Dataset records:
╭──

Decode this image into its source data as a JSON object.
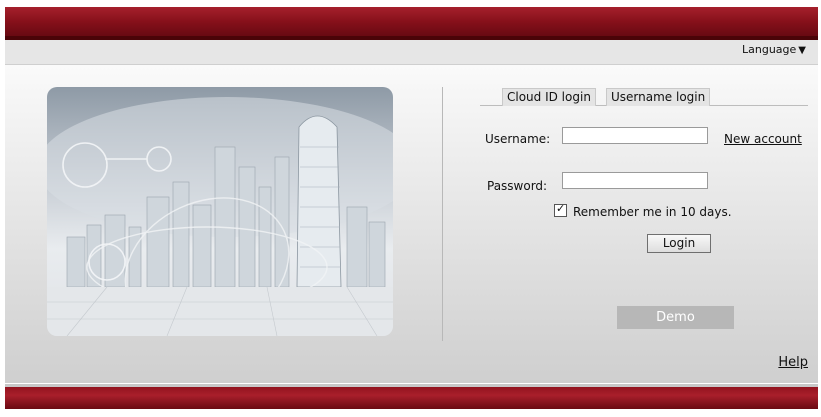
{
  "header": {
    "language_label": "Language",
    "language_arrow": "▼"
  },
  "login": {
    "tabs": [
      "Cloud ID login",
      "Username login"
    ],
    "username_label": "Username:",
    "username_value": "",
    "password_label": "Password:",
    "password_value": "",
    "new_account_link": "New account",
    "remember_label": "Remember me in 10 days.",
    "remember_checked": true,
    "login_button": "Login",
    "demo_button": "Demo"
  },
  "footer": {
    "help_link": "Help"
  },
  "colors": {
    "brand_red": "#86101a",
    "demo_gray": "#b7b7b7"
  }
}
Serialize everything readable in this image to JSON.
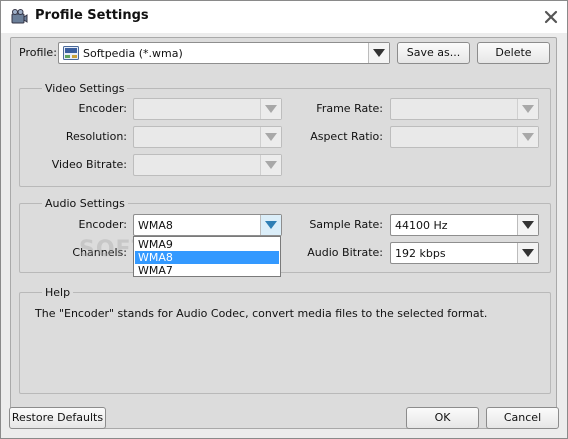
{
  "window": {
    "title": "Profile Settings"
  },
  "profile": {
    "label": "Profile:",
    "value": "Softpedia (*.wma)",
    "icon_text": "WMA",
    "save_as": "Save as...",
    "delete": "Delete"
  },
  "video": {
    "title": "Video Settings",
    "encoder_label": "Encoder:",
    "frame_rate_label": "Frame Rate:",
    "resolution_label": "Resolution:",
    "aspect_ratio_label": "Aspect Ratio:",
    "bitrate_label": "Video Bitrate:"
  },
  "audio": {
    "title": "Audio Settings",
    "encoder_label": "Encoder:",
    "encoder_value": "WMA8",
    "channels_label": "Channels:",
    "sample_rate_label": "Sample Rate:",
    "sample_rate_value": "44100 Hz",
    "bitrate_label": "Audio Bitrate:",
    "bitrate_value": "192 kbps",
    "encoder_options": [
      "WMA9",
      "WMA8",
      "WMA7"
    ],
    "selected_option": "WMA8"
  },
  "help": {
    "title": "Help",
    "text": "The \"Encoder\" stands for Audio Codec, convert media files to the selected format."
  },
  "footer": {
    "restore": "Restore Defaults",
    "ok": "OK",
    "cancel": "Cancel"
  },
  "watermark": "SOFTPEDIA",
  "colors": {
    "selection": "#3399ff",
    "panel": "#dcdcdc"
  }
}
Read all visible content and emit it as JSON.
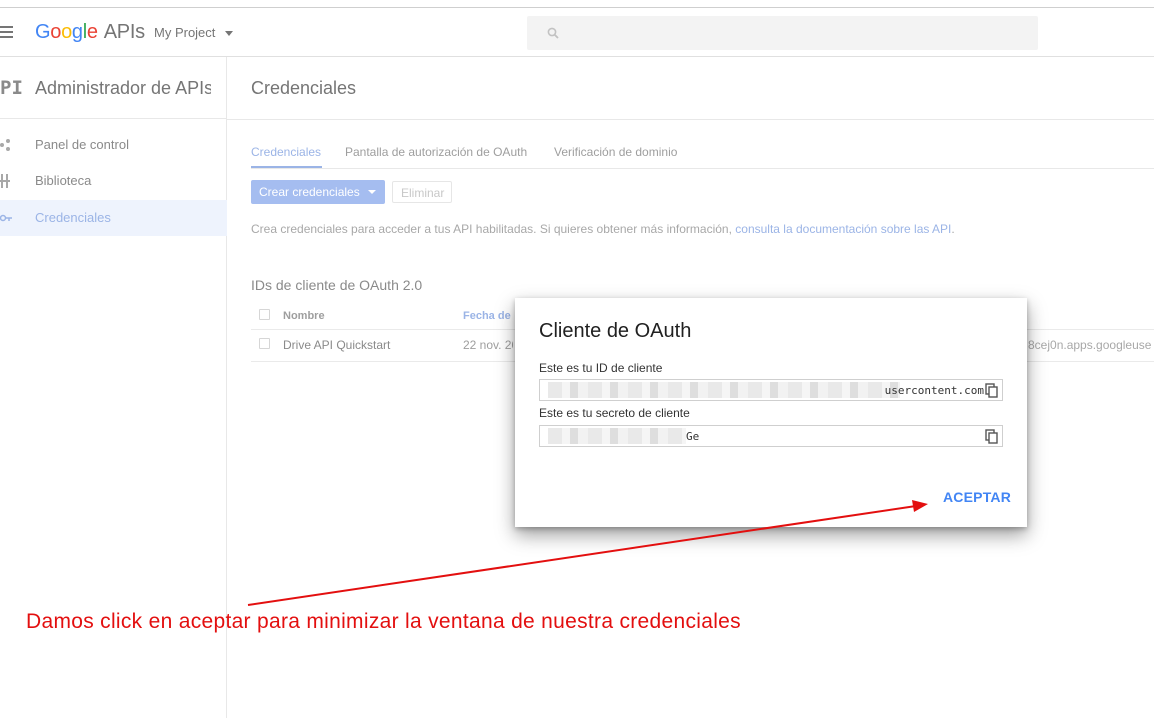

╰──

TASK PROMPT >> Copy out all of the data word for word. Do not carry over any picture.

TASK RESULT >>
Decode this image into its source data as a JSON object.
{
  "header": {
    "language_label": "Language",
    "language_arrow": "▼"
  },
  "login": {
    "tabs": [
      "Cloud ID login",
      "Username login"
    ],
    "username_label": "Username:",
    "username_value": "",
    "password_label": "Password:",
    "password_value": "",
    "new_account_link": "New account",
    "remember_label": "Remember me in 10 days.",
    "remember_checked": true,
    "login_button": "Login",
    "demo_button": "Demo"
  },
  "footer": {
    "help_link": "Help"
  },
  "colors": {
    "brand_red": "#86101a",
    "demo_gray": "#b7b7b7"
  }
}
Serialize everything readable in this image to JSON.
{
  "window": {
    "title": "Profile Settings"
  },
  "profile": {
    "label": "Profile:",
    "value": "Softpedia (*.wma)",
    "icon_text": "WMA",
    "save_as": "Save as...",
    "delete": "Delete"
  },
  "video": {
    "title": "Video Settings",
    "encoder_label": "Encoder:",
    "frame_rate_label": "Frame Rate:",
    "resolution_label": "Resolution:",
    "aspect_ratio_label": "Aspect Ratio:",
    "bitrate_label": "Video Bitrate:"
  },
  "audio": {
    "title": "Audio Settings",
    "encoder_label": "Encoder:",
    "encoder_value": "WMA8",
    "channels_label": "Channels:",
    "sample_rate_label": "Sample Rate:",
    "sample_rate_value": "44100 Hz",
    "bitrate_label": "Audio Bitrate:",
    "bitrate_value": "192 kbps",
    "encoder_options": [
      "WMA9",
      "WMA8",
      "WMA7"
    ],
    "selected_option": "WMA8"
  },
  "help": {
    "title": "Help",
    "text": "The \"Encoder\" stands for Audio Codec, convert media files to the selected format."
  },
  "footer": {
    "restore": "Restore Defaults",
    "ok": "OK",
    "cancel": "Cancel"
  },
  "watermark": "SOFTPEDIA",
  "colors": {
    "selection": "#3399ff",
    "panel": "#dcdcdc"
  }
}
Read all visible content and emit it as JSON.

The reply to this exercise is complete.